- The problem:
Retype the whole listing, please, keeping every line exact and dropping the pictures.

- Extracted data:

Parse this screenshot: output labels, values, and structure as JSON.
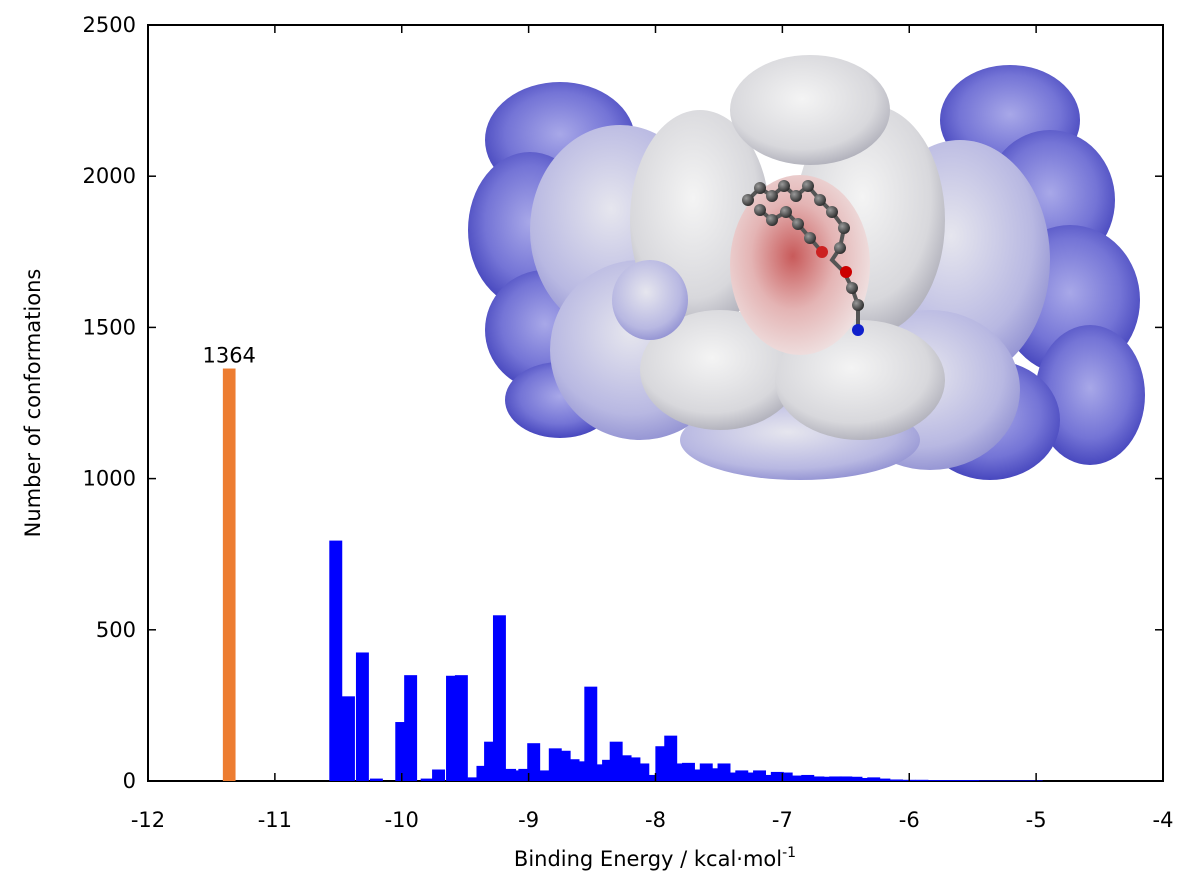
{
  "chart_data": {
    "type": "bar",
    "title": "",
    "xlabel": "Binding Energy / kcal·mol",
    "xlabel_superscript": "-1",
    "ylabel": "Number of conformations",
    "xlim": [
      -12,
      -4
    ],
    "ylim": [
      0,
      2500
    ],
    "x_ticks": [
      -12,
      -11,
      -10,
      -9,
      -8,
      -7,
      -6,
      -5,
      -4
    ],
    "y_ticks": [
      0,
      500,
      1000,
      1500,
      2000,
      2500
    ],
    "bin_width": 0.1,
    "grid": false,
    "colors": {
      "highlight": "#ed7d31",
      "series": "#0000ff"
    },
    "highlight_bar": {
      "x": -11.36,
      "value": 1364,
      "label": "1364"
    },
    "series": [
      {
        "values_xy": [
          [
            -10.52,
            795
          ],
          [
            -10.42,
            280
          ],
          [
            -10.31,
            425
          ],
          [
            -10.2,
            8
          ],
          [
            -10.0,
            195
          ],
          [
            -9.93,
            350
          ],
          [
            -9.8,
            8
          ],
          [
            -9.71,
            38
          ],
          [
            -9.6,
            348
          ],
          [
            -9.53,
            350
          ],
          [
            -9.43,
            12
          ],
          [
            -9.36,
            50
          ],
          [
            -9.3,
            130
          ],
          [
            -9.23,
            548
          ],
          [
            -9.15,
            40
          ],
          [
            -9.08,
            35
          ],
          [
            -9.03,
            40
          ],
          [
            -8.96,
            125
          ],
          [
            -8.86,
            35
          ],
          [
            -8.79,
            108
          ],
          [
            -8.72,
            100
          ],
          [
            -8.65,
            72
          ],
          [
            -8.58,
            65
          ],
          [
            -8.51,
            312
          ],
          [
            -8.44,
            55
          ],
          [
            -8.37,
            70
          ],
          [
            -8.31,
            130
          ],
          [
            -8.24,
            85
          ],
          [
            -8.17,
            78
          ],
          [
            -8.1,
            58
          ],
          [
            -8.03,
            20
          ],
          [
            -7.95,
            115
          ],
          [
            -7.88,
            150
          ],
          [
            -7.81,
            58
          ],
          [
            -7.74,
            60
          ],
          [
            -7.67,
            38
          ],
          [
            -7.6,
            58
          ],
          [
            -7.53,
            42
          ],
          [
            -7.46,
            58
          ],
          [
            -7.39,
            28
          ],
          [
            -7.32,
            35
          ],
          [
            -7.25,
            28
          ],
          [
            -7.18,
            35
          ],
          [
            -7.11,
            20
          ],
          [
            -7.04,
            30
          ],
          [
            -6.97,
            28
          ],
          [
            -6.9,
            18
          ],
          [
            -6.8,
            20
          ],
          [
            -6.72,
            15
          ],
          [
            -6.65,
            14
          ],
          [
            -6.58,
            15
          ],
          [
            -6.5,
            15
          ],
          [
            -6.42,
            14
          ],
          [
            -6.35,
            10
          ],
          [
            -6.28,
            12
          ],
          [
            -6.2,
            8
          ],
          [
            -6.1,
            5
          ],
          [
            -6.0,
            4
          ],
          [
            -5.9,
            4
          ],
          [
            -5.8,
            3
          ],
          [
            -5.7,
            3
          ],
          [
            -5.6,
            3
          ],
          [
            -5.5,
            3
          ],
          [
            -5.4,
            2
          ],
          [
            -5.3,
            2
          ],
          [
            -5.2,
            2
          ],
          [
            -5.1,
            2
          ],
          [
            -5.0,
            2
          ]
        ]
      }
    ]
  },
  "inset": {
    "colors": {
      "surface_blue": "#5a5ad0",
      "surface_light": "#b4b4e6",
      "surface_white": "#e6e6e6",
      "pocket_red": "#e8a0a0",
      "ligand_carbon": "#3c3c3c",
      "ligand_oxygen": "#cc0000",
      "ligand_nitrogen": "#0000cc"
    }
  }
}
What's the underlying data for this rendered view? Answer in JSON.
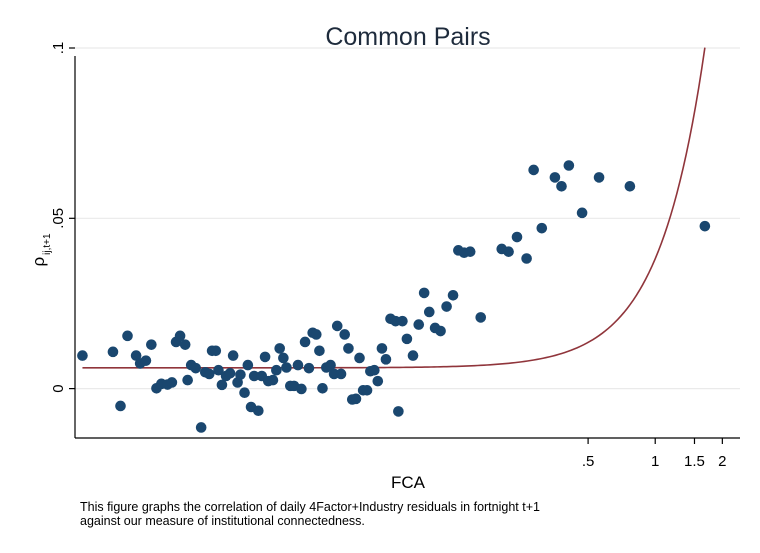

- The completed task:
Parse this screenshot: output labels, values, and structure as JSON.
{
  "chart_data": {
    "type": "bar",
    "title": "",
    "xlabel": "Binding Energy / kcal·mol",
    "xlabel_superscript": "-1",
    "ylabel": "Number of conformations",
    "xlim": [
      -12,
      -4
    ],
    "ylim": [
      0,
      2500
    ],
    "x_ticks": [
      -12,
      -11,
      -10,
      -9,
      -8,
      -7,
      -6,
      -5,
      -4
    ],
    "y_ticks": [
      0,
      500,
      1000,
      1500,
      2000,
      2500
    ],
    "bin_width": 0.1,
    "grid": false,
    "colors": {
      "highlight": "#ed7d31",
      "series": "#0000ff"
    },
    "highlight_bar": {
      "x": -11.36,
      "value": 1364,
      "label": "1364"
    },
    "series": [
      {
        "values_xy": [
          [
            -10.52,
            795
          ],
          [
            -10.42,
            280
          ],
          [
            -10.31,
            425
          ],
          [
            -10.2,
            8
          ],
          [
            -10.0,
            195
          ],
          [
            -9.93,
            350
          ],
          [
            -9.8,
            8
          ],
          [
            -9.71,
            38
          ],
          [
            -9.6,
            348
          ],
          [
            -9.53,
            350
          ],
          [
            -9.43,
            12
          ],
          [
            -9.36,
            50
          ],
          [
            -9.3,
            130
          ],
          [
            -9.23,
            548
          ],
          [
            -9.15,
            40
          ],
          [
            -9.08,
            35
          ],
          [
            -9.03,
            40
          ],
          [
            -8.96,
            125
          ],
          [
            -8.86,
            35
          ],
          [
            -8.79,
            108
          ],
          [
            -8.72,
            100
          ],
          [
            -8.65,
            72
          ],
          [
            -8.58,
            65
          ],
          [
            -8.51,
            312
          ],
          [
            -8.44,
            55
          ],
          [
            -8.37,
            70
          ],
          [
            -8.31,
            130
          ],
          [
            -8.24,
            85
          ],
          [
            -8.17,
            78
          ],
          [
            -8.1,
            58
          ],
          [
            -8.03,
            20
          ],
          [
            -7.95,
            115
          ],
          [
            -7.88,
            150
          ],
          [
            -7.81,
            58
          ],
          [
            -7.74,
            60
          ],
          [
            -7.67,
            38
          ],
          [
            -7.6,
            58
          ],
          [
            -7.53,
            42
          ],
          [
            -7.46,
            58
          ],
          [
            -7.39,
            28
          ],
          [
            -7.32,
            35
          ],
          [
            -7.25,
            28
          ],
          [
            -7.18,
            35
          ],
          [
            -7.11,
            20
          ],
          [
            -7.04,
            30
          ],
          [
            -6.97,
            28
          ],
          [
            -6.9,
            18
          ],
          [
            -6.8,
            20
          ],
          [
            -6.72,
            15
          ],
          [
            -6.65,
            14
          ],
          [
            -6.58,
            15
          ],
          [
            -6.5,
            15
          ],
          [
            -6.42,
            14
          ],
          [
            -6.35,
            10
          ],
          [
            -6.28,
            12
          ],
          [
            -6.2,
            8
          ],
          [
            -6.1,
            5
          ],
          [
            -6.0,
            4
          ],
          [
            -5.9,
            4
          ],
          [
            -5.8,
            3
          ],
          [
            -5.7,
            3
          ],
          [
            -5.6,
            3
          ],
          [
            -5.5,
            3
          ],
          [
            -5.4,
            2
          ],
          [
            -5.3,
            2
          ],
          [
            -5.2,
            2
          ],
          [
            -5.1,
            2
          ],
          [
            -5.0,
            2
          ]
        ]
      }
    ]
  },
  "inset": {
    "colors": {
      "surface_blue": "#5a5ad0",
      "surface_light": "#b4b4e6",
      "surface_white": "#e6e6e6",
      "pocket_red": "#e8a0a0",
      "ligand_carbon": "#3c3c3c",
      "ligand_oxygen": "#cc0000",
      "ligand_nitrogen": "#0000cc"
    }
  }
}
What's the underlying data for this rendered view? Answer in JSON.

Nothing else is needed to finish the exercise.